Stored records
========================================================================
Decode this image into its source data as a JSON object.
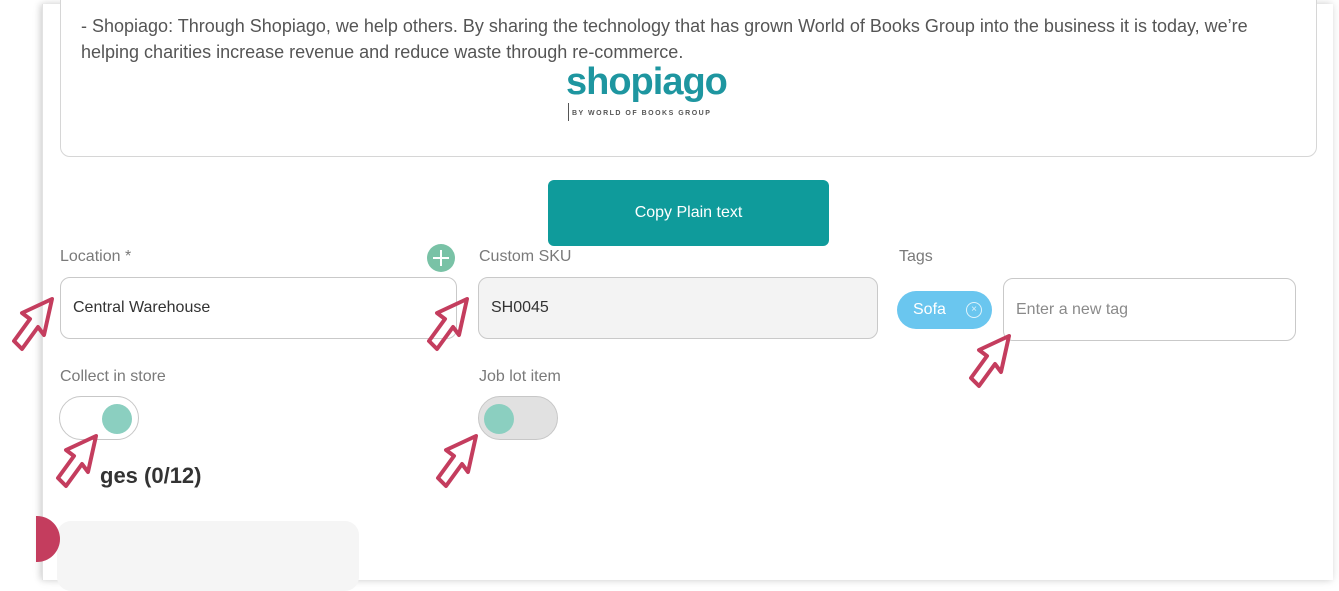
{
  "description": {
    "text": "- Shopiago: Through Shopiago, we help others. By sharing the technology that has grown World of Books Group into the business it is today, we’re helping charities increase revenue and reduce waste through re-commerce.",
    "logo_word": "shopiago",
    "logo_sub": "BY WORLD OF BOOKS GROUP"
  },
  "copy_button": {
    "label": "Copy Plain text"
  },
  "location": {
    "label": "Location *",
    "value": "Central Warehouse"
  },
  "custom_sku": {
    "label": "Custom SKU",
    "value": "SH0045"
  },
  "tags": {
    "label": "Tags",
    "chips": [
      "Sofa"
    ],
    "placeholder": "Enter a new tag"
  },
  "collect_in_store": {
    "label": "Collect in store",
    "state": "on"
  },
  "job_lot_item": {
    "label": "Job lot item",
    "state": "off"
  },
  "images_section": {
    "heading": "ges (0/12)"
  },
  "colors": {
    "accent": "#0f9b9b",
    "toggle_knob": "#8bcfc0",
    "tag_chip": "#6ac6ef",
    "cursor_outline": "#c43d5e"
  },
  "icons": [
    "plus-icon",
    "tag-remove-icon",
    "pointer-cursor-icon"
  ]
}
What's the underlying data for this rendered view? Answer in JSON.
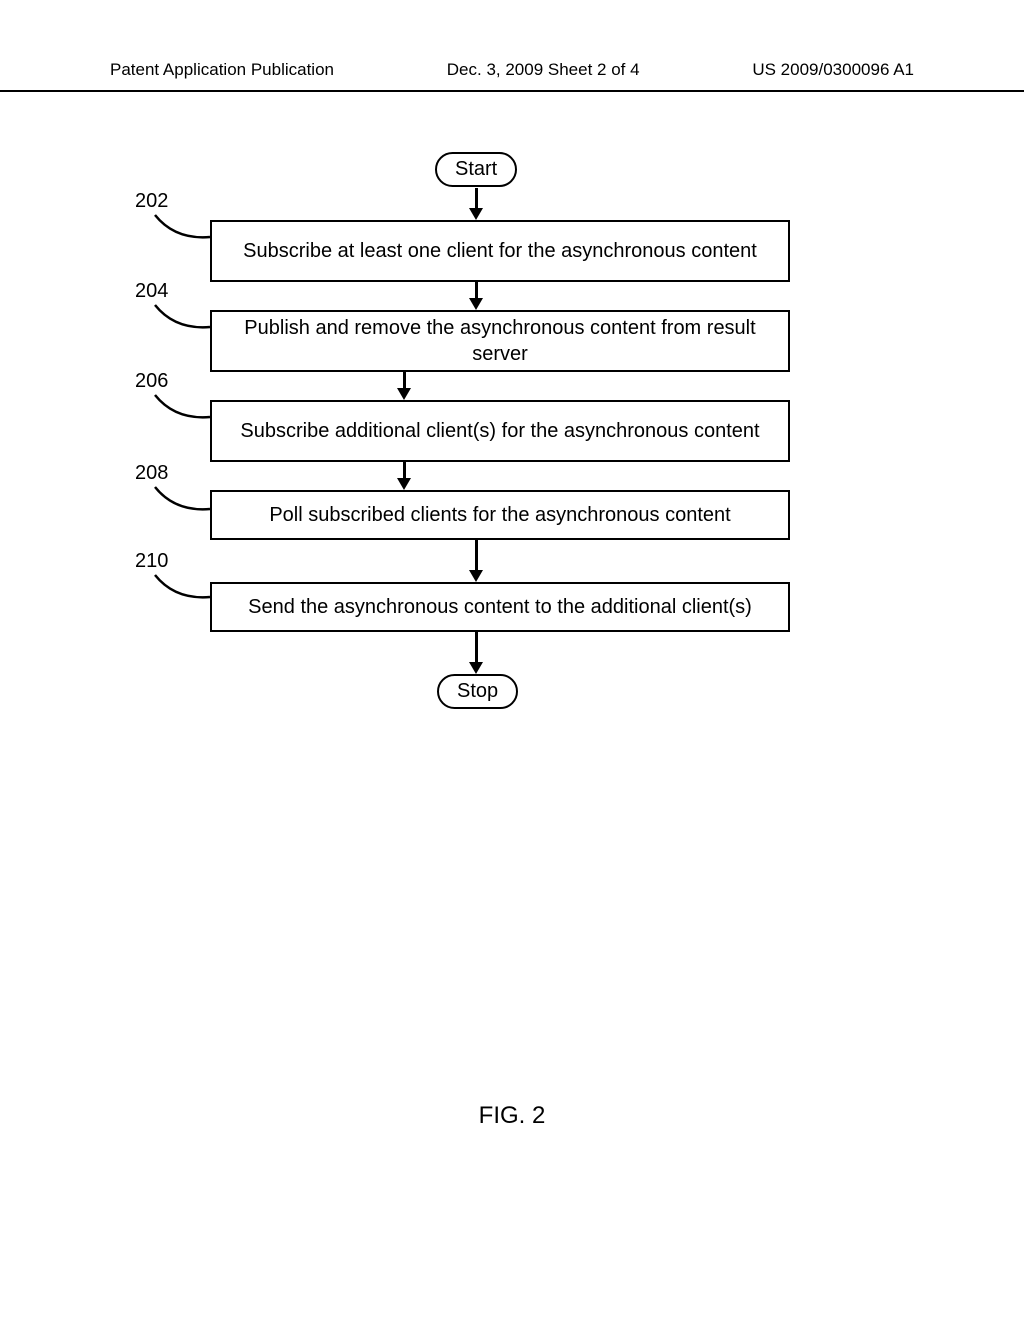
========================================================================
What is required = Reproduce each entry verbatim, excluding any embedded images.

Final answer =
Decode this image into its source data as a JSON object.
{
  "description": {
    "text": "- Shopiago: Through Shopiago, we help others. By sharing the technology that has grown World of Books Group into the business it is today, we’re helping charities increase revenue and reduce waste through re-commerce.",
    "logo_word": "shopiago",
    "logo_sub": "BY WORLD OF BOOKS GROUP"
  },
  "copy_button": {
    "label": "Copy Plain text"
  },
  "location": {
    "label": "Location *",
    "value": "Central Warehouse"
  },
  "custom_sku": {
    "label": "Custom SKU",
    "value": "SH0045"
  },
  "tags": {
    "label": "Tags",
    "chips": [
      "Sofa"
    ],
    "placeholder": "Enter a new tag"
  },
  "collect_in_store": {
    "label": "Collect in store",
    "state": "on"
  },
  "job_lot_item": {
    "label": "Job lot item",
    "state": "off"
  },
  "images_section": {
    "heading": "ges (0/12)"
  },
  "colors": {
    "accent": "#0f9b9b",
    "toggle_knob": "#8bcfc0",
    "tag_chip": "#6ac6ef",
    "cursor_outline": "#c43d5e"
  },
  "icons": [
    "plus-icon",
    "tag-remove-icon",
    "pointer-cursor-icon"
  ]
}
What's the underlying data for this rendered view? Answer in JSON.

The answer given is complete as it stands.